# ОТРЫВОК
################
А. Першин
Из «Воспоминаний старожила»
(Окончание. Начало - см.
http://la-garde-1826.livejournal.com/84176.html )
И другой такой же случай был на Заводе. Дело было так. Ежедневно наряжались два офицера, один караульный, а другой дежурный по караулам.
Комендант сам позволил ходить мальчикам в каземат учиться пению, где их, конечно, учили и грамоте. В числе декабристов были два брата Крюковы, оба артисты, один играл на скрипке, а другой знал пение. Вот они-то и учили детей. Составился даже недурной хор, который пел в церкви. Но в один прекрасный день комендант отдает приказ, чтобы мальчики больше не ходили в казематы и чтобы их не пропускали туда, так как, говорил комендант, получилось сведение из Петербурга, что из III Отделения едет чиновник проверять его действия. Ребят перестали пропускать в казематы, но один добродушный офицер, Иван Иванович Переушин(*12), согласился на просьбу декабристов и пропускал детей. Тотчас же об этом было донесено Завалишиным коменданту, а тот, недолго думая, велел расстрелять капитана Переушина. Плац-майор поспешил опять приступить к дамам, а они упросили коменданта и даже уговорили его, чтоб он и со службы-то не выгонял провинившегося офицера, потому что он человек семейный; у него четверо детей... Капитан этот потом выслужил и пенсию. Умер он уже стареньким старичком... Я его спрашивал, как он перенес приговор и пережил тогда страшные минуты. При одном воспоминании об этом он плакал...
################
# ПРЕДСТАВЛЕННЫЕ ДАННЫЕ
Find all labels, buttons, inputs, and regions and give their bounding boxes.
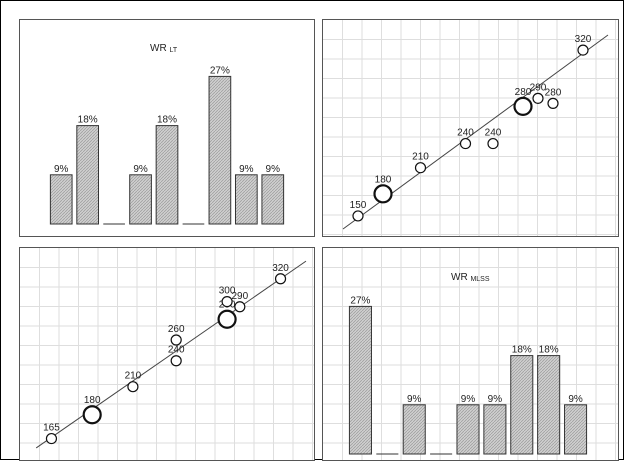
################
# ПИСЬМЕННОЕ ЗАДАНИЕ
Продолжите воспоминания старожила о декабристах на Заводе, начав сразу после фразы «При одном воспоминании об этом он плакал...».

# РЕЗУЛЬТАТ УПРАЖНЕНИЯ
Доносчик Завалишин не принадлежал к обществу декабристов, он был сослан за какое-то уголовное преступление... Однажды где-то Лепарский встретил Завалишина в партии, присоединил его к чуждому для него обществу. Комендант присоединил его потому, что был знаком с отцом Завалишина, который занимал высокий пост генерал-губернатора Москвы. (*13). Старший Завалишин переехал в селение Читу, которая по его настоянию превратилась потом в город. Генерал-губернатор Муравьев(*14) предполагал строить областной город там, где теперь вокзал, на увале, или же где Черновская станция. Но Завалишин много упрашивал Муравьева, который вначале его слушал и соглашался, а потом перестал ему верить...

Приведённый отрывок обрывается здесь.